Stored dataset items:
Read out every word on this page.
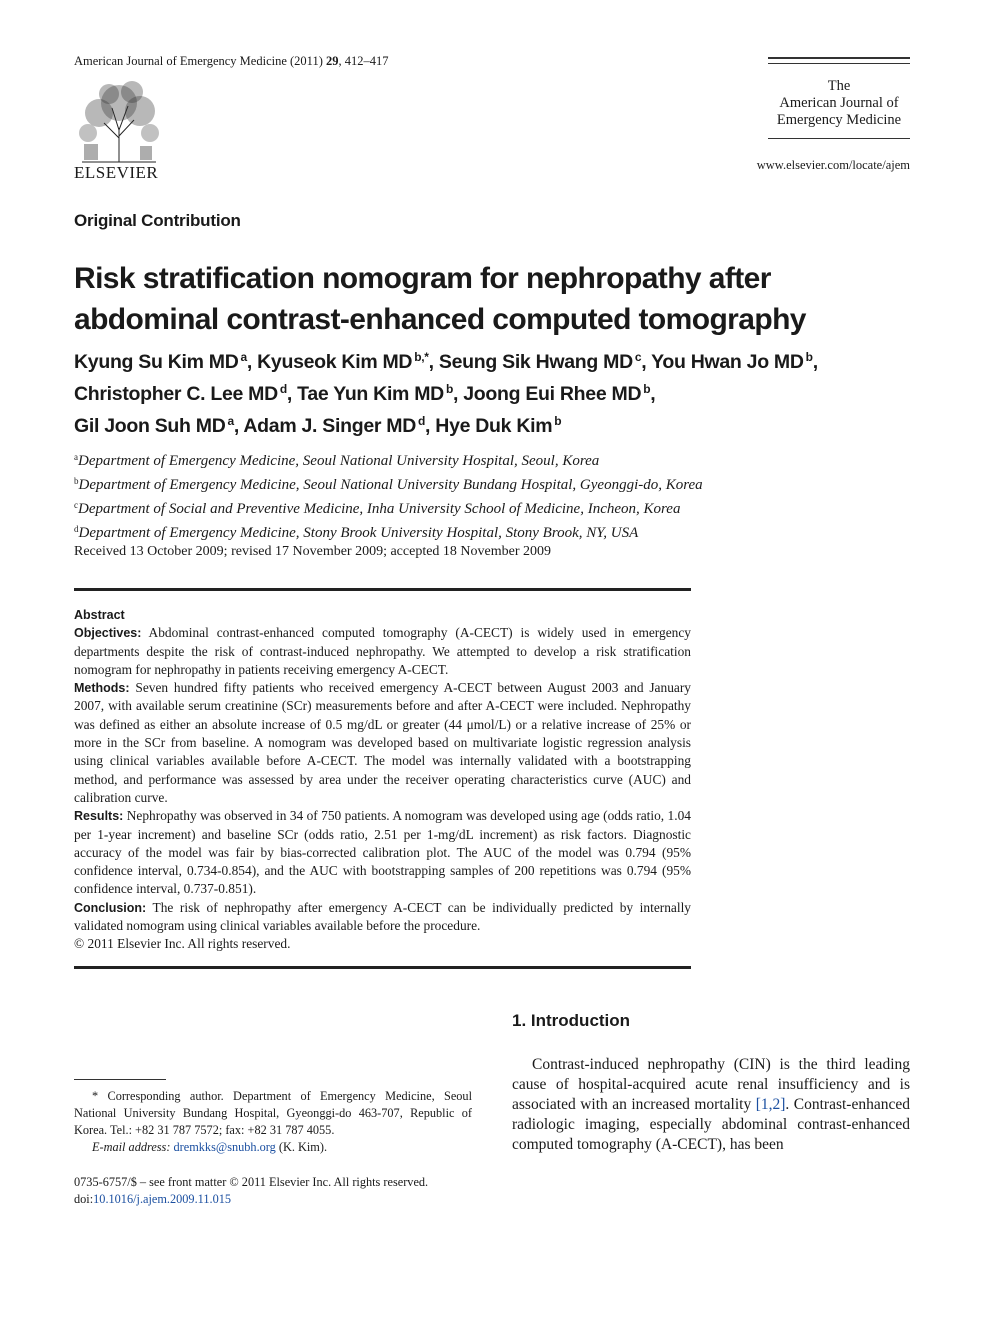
American Journal of Emergency Medicine (2011) 29, 412–417
ELSEVIER
The
American Journal of
Emergency Medicine
www.elsevier.com/locate/ajem
Original Contribution
Risk stratification nomogram for nephropathy after abdominal contrast-enhanced computed tomography
Kyung Su Kim MD $^a$, Kyuseok Kim MD $^{b,*}$, Seung Sik Hwang MD $^c$, You Hwan Jo MD $^b$,
Christopher C. Lee MD $^d$, Tae Yun Kim MD $^b$, Joong Eui Rhee MD $^b$,
Gil Joon Suh MD $^a$, Adam J. Singer MD $^d$, Hye Duk Kim $^b$
$^a$Department of Emergency Medicine, Seoul National University Hospital, Seoul, Korea
$^b$Department of Emergency Medicine, Seoul National University Bundang Hospital, Gyeonggi-do, Korea
$^c$Department of Social and Preventive Medicine, Inha University School of Medicine, Incheon, Korea
$^d$Department of Emergency Medicine, Stony Brook University Hospital, Stony Brook, NY, USA
Received 13 October 2009; revised 17 November 2009; accepted 18 November 2009
Abstract
Objectives: Abdominal contrast-enhanced computed tomography (A-CECT) is widely used in emergency departments despite the risk of contrast-induced nephropathy. We attempted to develop a risk stratification nomogram for nephropathy in patients receiving emergency A-CECT.
Methods: Seven hundred fifty patients who received emergency A-CECT between August 2003 and January 2007, with available serum creatinine (SCr) measurements before and after A-CECT were included. Nephropathy was defined as either an absolute increase of 0.5 mg/dL or greater (44 μmol/L) or a relative increase of 25% or more in the SCr from baseline. A nomogram was developed based on multivariate logistic regression analysis using clinical variables available before A-CECT. The model was internally validated with a bootstrapping method, and performance was assessed by area under the receiver operating characteristics curve (AUC) and calibration curve.
Results: Nephropathy was observed in 34 of 750 patients. A nomogram was developed using age (odds ratio, 1.04 per 1-year increment) and baseline SCr (odds ratio, 2.51 per 1-mg/dL increment) as risk factors. Diagnostic accuracy of the model was fair by bias-corrected calibration plot. The AUC of the model was 0.794 (95% confidence interval, 0.734-0.854), and the AUC with bootstrapping samples of 200 repetitions was 0.794 (95% confidence interval, 0.737-0.851).
Conclusion: The risk of nephropathy after emergency A-CECT can be individually predicted by internally validated nomogram using clinical variables available before the procedure.
© 2011 Elsevier Inc. All rights reserved.
* Corresponding author. Department of Emergency Medicine, Seoul National University Bundang Hospital, Gyeonggi-do 463-707, Republic of Korea. Tel.: +82 31 787 7572; fax: +82 31 787 4055.
E-mail address: dremkks@snubh.org (K. Kim).
0735-6757/$ – see front matter © 2011 Elsevier Inc. All rights reserved.
doi:10.1016/j.ajem.2009.11.015
1. Introduction
Contrast-induced nephropathy (CIN) is the third leading cause of hospital-acquired acute renal insufficiency and is associated with an increased mortality [1,2]. Contrast-enhanced radiologic imaging, especially abdominal contrast-enhanced computed tomography (A-CECT), has been
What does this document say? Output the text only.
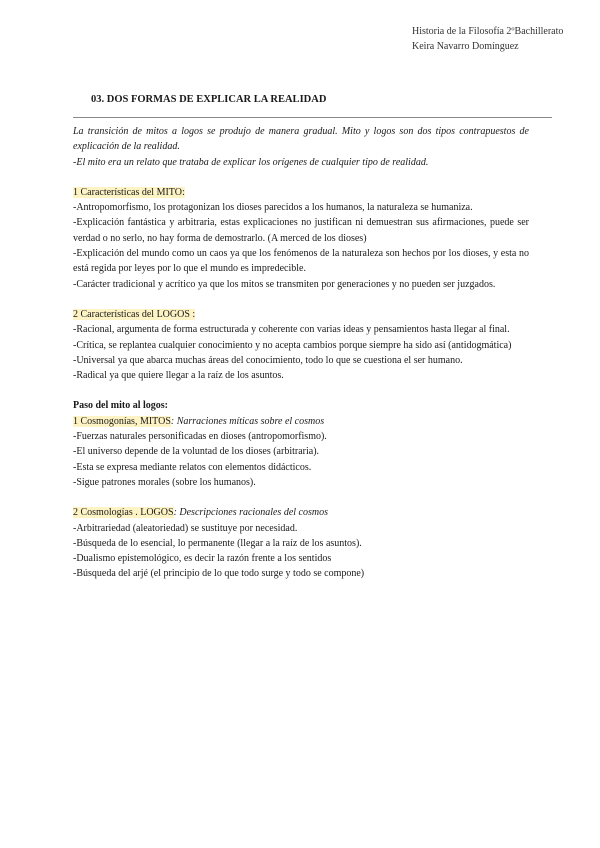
Historia de la Filosofía 2ºBachillerato
Keira Navarro Domínguez
03. DOS FORMAS DE EXPLICAR LA REALIDAD

La transición de mitos a logos se produjo de manera gradual. Mito y logos son dos tipos contrapuestos de explicación de la realidad.

-El mito era un relato que trataba de explicar los orígenes de cualquier tipo de realidad.

1 Características del MITO:

-Antropomorfismo, los protagonizan los dioses parecidos a los humanos, la naturaleza se humaniza.

-Explicación fantástica y arbitraria, estas explicaciones no justifican ni demuestran sus afirmaciones, puede ser verdad o no serlo, no hay forma de demostrarlo. (A merced de los dioses)

-Explicación del mundo como un caos ya que los fenómenos de la naturaleza son hechos por los dioses, y esta no está regida por leyes por lo que el mundo es impredecible.

-Carácter tradicional y acrítico ya que los mitos se transmiten por generaciones y no pueden ser juzgados.

2 Características del LOGOS :

-Racional, argumenta de forma estructurada y coherente con varias ideas y pensamientos hasta llegar al final.

-Crítica, se replantea cualquier conocimiento y no acepta cambios porque siempre ha sido así (antidogmática)

-Universal ya que abarca muchas áreas del conocimiento, todo lo que se cuestiona el ser humano.

-Radical ya que quiere llegar a la raíz de los asuntos.

Paso del mito al logos:

1 Cosmogonías, MITOS: Narraciones míticas sobre el cosmos

-Fuerzas naturales personificadas en dioses (antropomorfismo).

-El universo depende de la voluntad de los dioses (arbitraria).

-Esta se expresa mediante relatos con elementos didácticos.

-Sigue patrones morales (sobre los humanos).

2 Cosmologías . LOGOS: Descripciones racionales del cosmos

-Arbitrariedad (aleatoriedad) se sustituye por necesidad.

-Búsqueda de lo esencial, lo permanente (llegar a la raíz de los asuntos).

-Dualismo epistemológico, es decir la razón frente a los sentidos

-Búsqueda del arjé (el principio de lo que todo surge y todo se compone)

Your instructions: Which lines above contain the word "cualquier"? Copy each of them.

Finished task:
-El mito era un relato que trataba de explicar los orígenes de cualquier tipo de realidad.
-Crítica, se replantea cualquier conocimiento y no acepta cambios porque siempre ha sido así (antidogmática)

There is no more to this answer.